:: Data extract ::
================================

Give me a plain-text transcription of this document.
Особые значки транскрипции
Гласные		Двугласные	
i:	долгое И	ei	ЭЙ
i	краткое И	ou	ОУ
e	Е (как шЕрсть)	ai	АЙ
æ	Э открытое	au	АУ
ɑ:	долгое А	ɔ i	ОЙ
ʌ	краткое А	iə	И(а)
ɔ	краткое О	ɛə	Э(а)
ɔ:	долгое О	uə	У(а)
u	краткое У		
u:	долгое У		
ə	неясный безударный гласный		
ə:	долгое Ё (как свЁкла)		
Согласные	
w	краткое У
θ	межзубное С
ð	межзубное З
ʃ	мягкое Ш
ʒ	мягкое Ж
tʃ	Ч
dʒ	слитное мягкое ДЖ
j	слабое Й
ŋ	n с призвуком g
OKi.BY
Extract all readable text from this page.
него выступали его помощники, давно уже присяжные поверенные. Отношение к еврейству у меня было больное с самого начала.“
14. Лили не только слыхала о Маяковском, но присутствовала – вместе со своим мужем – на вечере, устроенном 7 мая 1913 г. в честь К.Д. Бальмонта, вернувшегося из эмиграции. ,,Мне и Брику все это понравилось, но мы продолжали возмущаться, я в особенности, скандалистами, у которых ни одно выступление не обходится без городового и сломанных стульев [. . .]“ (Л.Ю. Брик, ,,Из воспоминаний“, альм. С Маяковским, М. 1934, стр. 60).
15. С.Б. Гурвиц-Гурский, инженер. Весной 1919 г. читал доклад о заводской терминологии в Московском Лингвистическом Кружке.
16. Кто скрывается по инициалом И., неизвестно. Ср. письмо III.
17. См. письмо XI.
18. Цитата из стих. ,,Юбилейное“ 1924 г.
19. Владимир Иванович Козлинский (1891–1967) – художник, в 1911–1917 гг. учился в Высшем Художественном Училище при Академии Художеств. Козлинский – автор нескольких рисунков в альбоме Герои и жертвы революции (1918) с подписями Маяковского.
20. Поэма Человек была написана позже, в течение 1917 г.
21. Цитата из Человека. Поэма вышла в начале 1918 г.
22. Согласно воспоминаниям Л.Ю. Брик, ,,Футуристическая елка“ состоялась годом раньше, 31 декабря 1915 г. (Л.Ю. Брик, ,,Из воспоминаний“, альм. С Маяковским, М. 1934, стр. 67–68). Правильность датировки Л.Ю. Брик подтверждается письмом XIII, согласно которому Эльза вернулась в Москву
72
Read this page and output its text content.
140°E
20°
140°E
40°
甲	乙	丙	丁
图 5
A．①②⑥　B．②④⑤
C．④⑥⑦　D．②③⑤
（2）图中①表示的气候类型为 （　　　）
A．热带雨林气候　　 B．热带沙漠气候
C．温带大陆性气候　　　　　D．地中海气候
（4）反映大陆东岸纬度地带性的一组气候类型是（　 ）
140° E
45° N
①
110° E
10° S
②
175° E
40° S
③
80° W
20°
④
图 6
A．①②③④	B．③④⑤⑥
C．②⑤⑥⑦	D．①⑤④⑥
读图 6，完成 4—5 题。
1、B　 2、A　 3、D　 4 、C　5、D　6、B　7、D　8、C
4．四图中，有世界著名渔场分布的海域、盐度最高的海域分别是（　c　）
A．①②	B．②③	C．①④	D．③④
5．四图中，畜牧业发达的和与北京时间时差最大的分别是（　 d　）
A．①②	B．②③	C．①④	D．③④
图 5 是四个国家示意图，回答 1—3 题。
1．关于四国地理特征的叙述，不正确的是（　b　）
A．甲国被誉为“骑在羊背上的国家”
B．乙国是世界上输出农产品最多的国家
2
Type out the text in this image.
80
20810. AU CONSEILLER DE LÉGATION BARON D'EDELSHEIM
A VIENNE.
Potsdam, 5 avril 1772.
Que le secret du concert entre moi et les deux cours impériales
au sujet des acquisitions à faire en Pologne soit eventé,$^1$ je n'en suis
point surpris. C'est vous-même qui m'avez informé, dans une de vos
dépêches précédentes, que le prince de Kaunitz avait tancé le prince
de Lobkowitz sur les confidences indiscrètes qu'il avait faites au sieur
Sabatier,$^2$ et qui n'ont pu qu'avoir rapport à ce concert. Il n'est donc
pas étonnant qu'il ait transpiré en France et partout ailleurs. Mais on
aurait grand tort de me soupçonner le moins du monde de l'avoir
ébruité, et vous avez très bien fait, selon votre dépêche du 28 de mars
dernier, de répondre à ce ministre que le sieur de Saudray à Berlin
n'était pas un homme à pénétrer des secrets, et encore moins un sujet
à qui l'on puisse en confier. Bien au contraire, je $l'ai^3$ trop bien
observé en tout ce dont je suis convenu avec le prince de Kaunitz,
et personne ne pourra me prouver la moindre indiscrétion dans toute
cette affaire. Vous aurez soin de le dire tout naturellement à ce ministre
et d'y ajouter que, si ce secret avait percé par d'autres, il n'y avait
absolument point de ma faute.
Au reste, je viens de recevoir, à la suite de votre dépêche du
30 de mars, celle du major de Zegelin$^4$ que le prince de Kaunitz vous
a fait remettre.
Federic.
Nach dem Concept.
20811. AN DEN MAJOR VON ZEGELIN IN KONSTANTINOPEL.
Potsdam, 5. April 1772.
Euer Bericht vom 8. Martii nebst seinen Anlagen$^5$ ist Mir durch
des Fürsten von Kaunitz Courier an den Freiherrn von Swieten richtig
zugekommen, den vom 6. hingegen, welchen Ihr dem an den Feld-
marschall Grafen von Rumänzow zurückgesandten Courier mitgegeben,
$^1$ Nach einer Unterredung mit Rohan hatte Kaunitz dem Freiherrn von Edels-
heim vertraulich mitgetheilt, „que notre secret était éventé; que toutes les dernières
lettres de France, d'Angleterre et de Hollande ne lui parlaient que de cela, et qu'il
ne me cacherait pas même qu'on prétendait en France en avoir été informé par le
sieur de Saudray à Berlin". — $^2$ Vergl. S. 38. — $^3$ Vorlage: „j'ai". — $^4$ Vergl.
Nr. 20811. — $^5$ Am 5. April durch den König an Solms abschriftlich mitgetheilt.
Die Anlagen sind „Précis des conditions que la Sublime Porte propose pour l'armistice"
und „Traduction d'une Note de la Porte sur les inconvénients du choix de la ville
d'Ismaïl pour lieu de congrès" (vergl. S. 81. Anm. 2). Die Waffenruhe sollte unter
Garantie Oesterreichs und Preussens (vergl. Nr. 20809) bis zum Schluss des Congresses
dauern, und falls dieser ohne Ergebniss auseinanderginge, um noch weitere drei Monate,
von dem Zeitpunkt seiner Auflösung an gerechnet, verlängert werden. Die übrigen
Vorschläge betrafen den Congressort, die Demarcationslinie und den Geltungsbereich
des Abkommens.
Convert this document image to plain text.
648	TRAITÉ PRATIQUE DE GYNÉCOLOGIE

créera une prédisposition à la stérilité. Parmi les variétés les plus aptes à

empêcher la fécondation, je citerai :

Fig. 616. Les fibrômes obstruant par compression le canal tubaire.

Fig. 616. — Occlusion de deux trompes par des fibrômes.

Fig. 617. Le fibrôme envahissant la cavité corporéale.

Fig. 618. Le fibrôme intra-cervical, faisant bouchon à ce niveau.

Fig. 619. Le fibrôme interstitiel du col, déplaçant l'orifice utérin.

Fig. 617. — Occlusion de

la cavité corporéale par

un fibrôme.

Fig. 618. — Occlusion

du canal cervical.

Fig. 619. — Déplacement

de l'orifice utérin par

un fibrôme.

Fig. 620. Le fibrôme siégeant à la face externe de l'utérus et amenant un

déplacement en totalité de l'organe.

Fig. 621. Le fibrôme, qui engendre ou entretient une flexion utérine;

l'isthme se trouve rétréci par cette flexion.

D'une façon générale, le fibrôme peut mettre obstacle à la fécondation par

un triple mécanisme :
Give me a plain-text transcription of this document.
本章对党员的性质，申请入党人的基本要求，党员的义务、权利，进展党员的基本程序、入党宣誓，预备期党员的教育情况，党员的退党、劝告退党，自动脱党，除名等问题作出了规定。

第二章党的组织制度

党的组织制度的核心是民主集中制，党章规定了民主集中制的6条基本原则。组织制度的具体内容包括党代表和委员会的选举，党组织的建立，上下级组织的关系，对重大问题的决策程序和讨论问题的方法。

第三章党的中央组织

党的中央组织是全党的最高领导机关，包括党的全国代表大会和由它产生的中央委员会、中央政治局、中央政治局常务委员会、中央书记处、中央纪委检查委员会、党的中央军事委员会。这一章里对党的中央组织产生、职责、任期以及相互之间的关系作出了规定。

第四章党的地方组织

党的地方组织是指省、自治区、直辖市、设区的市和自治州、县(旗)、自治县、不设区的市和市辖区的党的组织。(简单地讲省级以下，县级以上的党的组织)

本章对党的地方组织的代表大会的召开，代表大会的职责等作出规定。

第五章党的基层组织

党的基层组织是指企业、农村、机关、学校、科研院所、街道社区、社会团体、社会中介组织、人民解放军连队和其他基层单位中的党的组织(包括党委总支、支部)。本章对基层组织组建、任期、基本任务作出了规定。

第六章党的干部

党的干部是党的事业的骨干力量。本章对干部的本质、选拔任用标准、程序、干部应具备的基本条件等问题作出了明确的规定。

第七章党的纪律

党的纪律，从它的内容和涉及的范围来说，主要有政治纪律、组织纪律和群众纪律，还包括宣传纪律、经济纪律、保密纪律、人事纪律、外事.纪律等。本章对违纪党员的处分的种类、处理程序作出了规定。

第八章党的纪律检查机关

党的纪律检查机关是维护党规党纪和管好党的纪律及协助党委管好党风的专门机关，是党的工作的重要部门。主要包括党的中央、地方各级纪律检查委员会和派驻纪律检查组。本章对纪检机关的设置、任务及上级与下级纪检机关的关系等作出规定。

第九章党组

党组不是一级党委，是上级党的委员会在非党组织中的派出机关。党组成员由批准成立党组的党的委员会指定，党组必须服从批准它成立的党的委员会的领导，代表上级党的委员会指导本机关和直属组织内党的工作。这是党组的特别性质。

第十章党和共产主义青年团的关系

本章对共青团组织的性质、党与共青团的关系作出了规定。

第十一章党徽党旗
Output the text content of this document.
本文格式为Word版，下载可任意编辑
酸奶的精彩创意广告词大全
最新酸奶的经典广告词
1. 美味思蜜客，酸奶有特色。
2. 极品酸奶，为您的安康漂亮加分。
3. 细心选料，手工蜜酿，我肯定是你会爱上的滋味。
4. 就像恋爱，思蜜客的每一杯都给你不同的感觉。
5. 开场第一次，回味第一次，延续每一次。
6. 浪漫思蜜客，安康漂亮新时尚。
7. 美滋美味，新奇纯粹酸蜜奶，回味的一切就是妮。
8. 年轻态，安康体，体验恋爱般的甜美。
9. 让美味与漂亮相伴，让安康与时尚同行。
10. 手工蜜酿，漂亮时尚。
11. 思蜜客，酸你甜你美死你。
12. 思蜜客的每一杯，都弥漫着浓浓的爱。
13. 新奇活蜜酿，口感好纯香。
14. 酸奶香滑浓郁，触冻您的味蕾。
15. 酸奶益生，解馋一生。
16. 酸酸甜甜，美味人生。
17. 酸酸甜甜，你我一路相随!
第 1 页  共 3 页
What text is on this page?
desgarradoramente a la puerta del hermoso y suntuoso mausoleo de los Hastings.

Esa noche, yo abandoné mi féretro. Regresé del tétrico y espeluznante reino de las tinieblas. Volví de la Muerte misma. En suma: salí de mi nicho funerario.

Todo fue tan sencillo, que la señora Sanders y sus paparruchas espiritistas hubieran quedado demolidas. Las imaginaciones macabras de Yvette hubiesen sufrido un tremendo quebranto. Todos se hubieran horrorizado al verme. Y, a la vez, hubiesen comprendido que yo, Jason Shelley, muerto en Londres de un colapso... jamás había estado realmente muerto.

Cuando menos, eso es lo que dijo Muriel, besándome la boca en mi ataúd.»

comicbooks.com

================================

:: What is required ::
Return every line from the records above that holds the word "мягкое".

:: Output for this task ::
ʃ	мягкое Ш
ʒ	мягкое Ж
dʒ	слитное мягкое ДЖ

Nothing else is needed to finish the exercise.